MATERIAL SHOWN:
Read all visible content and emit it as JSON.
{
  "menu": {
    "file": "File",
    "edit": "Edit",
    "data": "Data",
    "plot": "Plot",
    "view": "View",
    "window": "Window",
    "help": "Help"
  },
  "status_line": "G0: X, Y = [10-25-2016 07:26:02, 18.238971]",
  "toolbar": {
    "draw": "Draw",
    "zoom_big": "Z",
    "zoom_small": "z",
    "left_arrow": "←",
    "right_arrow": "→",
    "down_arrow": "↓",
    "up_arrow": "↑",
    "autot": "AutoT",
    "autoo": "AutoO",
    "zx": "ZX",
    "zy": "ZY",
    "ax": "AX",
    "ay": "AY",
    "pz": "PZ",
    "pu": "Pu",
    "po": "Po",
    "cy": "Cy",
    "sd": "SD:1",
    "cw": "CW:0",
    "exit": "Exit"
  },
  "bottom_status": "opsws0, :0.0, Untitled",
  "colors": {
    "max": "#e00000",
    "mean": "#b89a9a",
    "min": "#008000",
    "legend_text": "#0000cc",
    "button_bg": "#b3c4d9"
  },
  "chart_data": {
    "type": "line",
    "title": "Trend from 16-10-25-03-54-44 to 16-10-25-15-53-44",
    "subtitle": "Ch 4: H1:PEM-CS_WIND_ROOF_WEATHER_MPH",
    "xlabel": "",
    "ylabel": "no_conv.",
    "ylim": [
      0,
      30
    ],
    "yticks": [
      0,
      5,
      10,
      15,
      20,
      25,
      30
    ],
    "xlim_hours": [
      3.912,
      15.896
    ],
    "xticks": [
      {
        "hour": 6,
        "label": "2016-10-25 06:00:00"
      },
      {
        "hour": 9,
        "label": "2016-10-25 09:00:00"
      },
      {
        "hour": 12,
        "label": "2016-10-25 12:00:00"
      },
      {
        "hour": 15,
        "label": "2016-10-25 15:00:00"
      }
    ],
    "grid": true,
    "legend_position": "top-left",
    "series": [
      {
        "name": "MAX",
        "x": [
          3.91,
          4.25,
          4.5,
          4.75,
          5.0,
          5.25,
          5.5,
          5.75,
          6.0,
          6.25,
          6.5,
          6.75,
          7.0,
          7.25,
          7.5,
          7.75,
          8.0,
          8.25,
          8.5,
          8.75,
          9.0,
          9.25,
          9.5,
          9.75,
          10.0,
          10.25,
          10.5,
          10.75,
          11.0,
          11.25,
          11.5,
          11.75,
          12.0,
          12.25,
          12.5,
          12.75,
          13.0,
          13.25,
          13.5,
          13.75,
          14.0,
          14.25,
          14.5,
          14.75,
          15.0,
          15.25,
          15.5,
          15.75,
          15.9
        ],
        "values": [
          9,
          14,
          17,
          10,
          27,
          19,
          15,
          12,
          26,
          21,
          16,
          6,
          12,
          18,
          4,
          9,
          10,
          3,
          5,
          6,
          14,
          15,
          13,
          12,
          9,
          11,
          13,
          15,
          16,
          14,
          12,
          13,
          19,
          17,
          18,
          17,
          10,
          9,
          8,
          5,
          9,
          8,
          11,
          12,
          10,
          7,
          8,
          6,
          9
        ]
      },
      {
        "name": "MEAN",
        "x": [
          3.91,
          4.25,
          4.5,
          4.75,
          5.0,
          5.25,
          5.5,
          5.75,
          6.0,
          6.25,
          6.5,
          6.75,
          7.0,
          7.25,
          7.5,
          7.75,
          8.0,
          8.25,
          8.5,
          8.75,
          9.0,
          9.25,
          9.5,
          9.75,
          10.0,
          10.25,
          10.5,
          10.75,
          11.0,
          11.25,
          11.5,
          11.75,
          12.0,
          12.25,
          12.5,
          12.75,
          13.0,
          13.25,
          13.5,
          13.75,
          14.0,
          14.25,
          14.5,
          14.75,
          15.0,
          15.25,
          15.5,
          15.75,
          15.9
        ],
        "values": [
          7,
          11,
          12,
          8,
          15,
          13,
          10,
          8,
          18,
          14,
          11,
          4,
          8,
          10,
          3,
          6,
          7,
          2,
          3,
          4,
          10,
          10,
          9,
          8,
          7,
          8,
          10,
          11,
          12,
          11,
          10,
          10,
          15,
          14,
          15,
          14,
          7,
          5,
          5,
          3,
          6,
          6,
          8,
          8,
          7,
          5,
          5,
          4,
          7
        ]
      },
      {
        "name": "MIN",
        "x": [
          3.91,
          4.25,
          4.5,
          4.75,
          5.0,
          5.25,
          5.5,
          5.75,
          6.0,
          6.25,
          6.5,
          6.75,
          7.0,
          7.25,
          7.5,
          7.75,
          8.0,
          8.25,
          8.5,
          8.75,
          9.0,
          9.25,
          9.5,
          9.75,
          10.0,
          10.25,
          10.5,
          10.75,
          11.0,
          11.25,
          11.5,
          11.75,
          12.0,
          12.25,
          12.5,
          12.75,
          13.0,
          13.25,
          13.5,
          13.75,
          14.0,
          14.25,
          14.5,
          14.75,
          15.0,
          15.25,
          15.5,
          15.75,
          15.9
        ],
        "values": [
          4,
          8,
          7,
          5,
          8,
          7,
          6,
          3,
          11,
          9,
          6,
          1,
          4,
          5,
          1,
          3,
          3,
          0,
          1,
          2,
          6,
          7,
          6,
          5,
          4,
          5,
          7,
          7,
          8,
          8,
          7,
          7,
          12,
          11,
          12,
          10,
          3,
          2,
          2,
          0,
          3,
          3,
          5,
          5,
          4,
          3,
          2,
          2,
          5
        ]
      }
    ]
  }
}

SHORT TASK: Each line above must be reproduced exactly as it stands.

EXERCISE OUTPUT:
Read all visible content and emit it as JSON.
{
  "menu": {
    "file": "File",
    "edit": "Edit",
    "data": "Data",
    "plot": "Plot",
    "view": "View",
    "window": "Window",
    "help": "Help"
  },
  "status_line": "G0: X, Y = [10-25-2016 07:26:02, 18.238971]",
  "toolbar": {
    "draw": "Draw",
    "zoom_big": "Z",
    "zoom_small": "z",
    "left_arrow": "←",
    "right_arrow": "→",
    "down_arrow": "↓",
    "up_arrow": "↑",
    "autot": "AutoT",
    "autoo": "AutoO",
    "zx": "ZX",
    "zy": "ZY",
    "ax": "AX",
    "ay": "AY",
    "pz": "PZ",
    "pu": "Pu",
    "po": "Po",
    "cy": "Cy",
    "sd": "SD:1",
    "cw": "CW:0",
    "exit": "Exit"
  },
  "bottom_status": "opsws0, :0.0, Untitled",
  "colors": {
    "max": "#e00000",
    "mean": "#b89a9a",
    "min": "#008000",
    "legend_text": "#0000cc",
    "button_bg": "#b3c4d9"
  },
  "chart_data": {
    "type": "line",
    "title": "Trend from 16-10-25-03-54-44 to 16-10-25-15-53-44",
    "subtitle": "Ch 4: H1:PEM-CS_WIND_ROOF_WEATHER_MPH",
    "xlabel": "",
    "ylabel": "no_conv.",
    "ylim": [
      0,
      30
    ],
    "yticks": [
      0,
      5,
      10,
      15,
      20,
      25,
      30
    ],
    "xlim_hours": [
      3.912,
      15.896
    ],
    "xticks": [
      {
        "hour": 6,
        "label": "2016-10-25 06:00:00"
      },
      {
        "hour": 9,
        "label": "2016-10-25 09:00:00"
      },
      {
        "hour": 12,
        "label": "2016-10-25 12:00:00"
      },
      {
        "hour": 15,
        "label": "2016-10-25 15:00:00"
      }
    ],
    "grid": true,
    "legend_position": "top-left",
    "series": [
      {
        "name": "MAX",
        "x": [
          3.91,
          4.25,
          4.5,
          4.75,
          5.0,
          5.25,
          5.5,
          5.75,
          6.0,
          6.25,
          6.5,
          6.75,
          7.0,
          7.25,
          7.5,
          7.75,
          8.0,
          8.25,
          8.5,
          8.75,
          9.0,
          9.25,
          9.5,
          9.75,
          10.0,
          10.25,
          10.5,
          10.75,
          11.0,
          11.25,
          11.5,
          11.75,
          12.0,
          12.25,
          12.5,
          12.75,
          13.0,
          13.25,
          13.5,
          13.75,
          14.0,
          14.25,
          14.5,
          14.75,
          15.0,
          15.25,
          15.5,
          15.75,
          15.9
        ],
        "values": [
          9,
          14,
          17,
          10,
          27,
          19,
          15,
          12,
          26,
          21,
          16,
          6,
          12,
          18,
          4,
          9,
          10,
          3,
          5,
          6,
          14,
          15,
          13,
          12,
          9,
          11,
          13,
          15,
          16,
          14,
          12,
          13,
          19,
          17,
          18,
          17,
          10,
          9,
          8,
          5,
          9,
          8,
          11,
          12,
          10,
          7,
          8,
          6,
          9
        ]
      },
      {
        "name": "MEAN",
        "x": [
          3.91,
          4.25,
          4.5,
          4.75,
          5.0,
          5.25,
          5.5,
          5.75,
          6.0,
          6.25,
          6.5,
          6.75,
          7.0,
          7.25,
          7.5,
          7.75,
          8.0,
          8.25,
          8.5,
          8.75,
          9.0,
          9.25,
          9.5,
          9.75,
          10.0,
          10.25,
          10.5,
          10.75,
          11.0,
          11.25,
          11.5,
          11.75,
          12.0,
          12.25,
          12.5,
          12.75,
          13.0,
          13.25,
          13.5,
          13.75,
          14.0,
          14.25,
          14.5,
          14.75,
          15.0,
          15.25,
          15.5,
          15.75,
          15.9
        ],
        "values": [
          7,
          11,
          12,
          8,
          15,
          13,
          10,
          8,
          18,
          14,
          11,
          4,
          8,
          10,
          3,
          6,
          7,
          2,
          3,
          4,
          10,
          10,
          9,
          8,
          7,
          8,
          10,
          11,
          12,
          11,
          10,
          10,
          15,
          14,
          15,
          14,
          7,
          5,
          5,
          3,
          6,
          6,
          8,
          8,
          7,
          5,
          5,
          4,
          7
        ]
      },
      {
        "name": "MIN",
        "x": [
          3.91,
          4.25,
          4.5,
          4.75,
          5.0,
          5.25,
          5.5,
          5.75,
          6.0,
          6.25,
          6.5,
          6.75,
          7.0,
          7.25,
          7.5,
          7.75,
          8.0,
          8.25,
          8.5,
          8.75,
          9.0,
          9.25,
          9.5,
          9.75,
          10.0,
          10.25,
          10.5,
          10.75,
          11.0,
          11.25,
          11.5,
          11.75,
          12.0,
          12.25,
          12.5,
          12.75,
          13.0,
          13.25,
          13.5,
          13.75,
          14.0,
          14.25,
          14.5,
          14.75,
          15.0,
          15.25,
          15.5,
          15.75,
          15.9
        ],
        "values": [
          4,
          8,
          7,
          5,
          8,
          7,
          6,
          3,
          11,
          9,
          6,
          1,
          4,
          5,
          1,
          3,
          3,
          0,
          1,
          2,
          6,
          7,
          6,
          5,
          4,
          5,
          7,
          7,
          8,
          8,
          7,
          7,
          12,
          11,
          12,
          10,
          3,
          2,
          2,
          0,
          3,
          3,
          5,
          5,
          4,
          3,
          2,
          2,
          5
        ]
      }
    ]
  }
}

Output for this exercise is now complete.